## WRITTEN TASK
Track down each line that has the word "Käfer" and copy it.

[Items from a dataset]
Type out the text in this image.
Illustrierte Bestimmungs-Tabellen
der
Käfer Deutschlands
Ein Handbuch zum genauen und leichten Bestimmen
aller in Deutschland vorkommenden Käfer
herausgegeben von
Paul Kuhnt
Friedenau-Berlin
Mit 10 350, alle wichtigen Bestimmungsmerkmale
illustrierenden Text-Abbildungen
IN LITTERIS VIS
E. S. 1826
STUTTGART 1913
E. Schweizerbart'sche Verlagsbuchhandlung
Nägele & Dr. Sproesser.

## RESPONSE
Käfer Deutschlands
aller in Deutschland vorkommenden Käfer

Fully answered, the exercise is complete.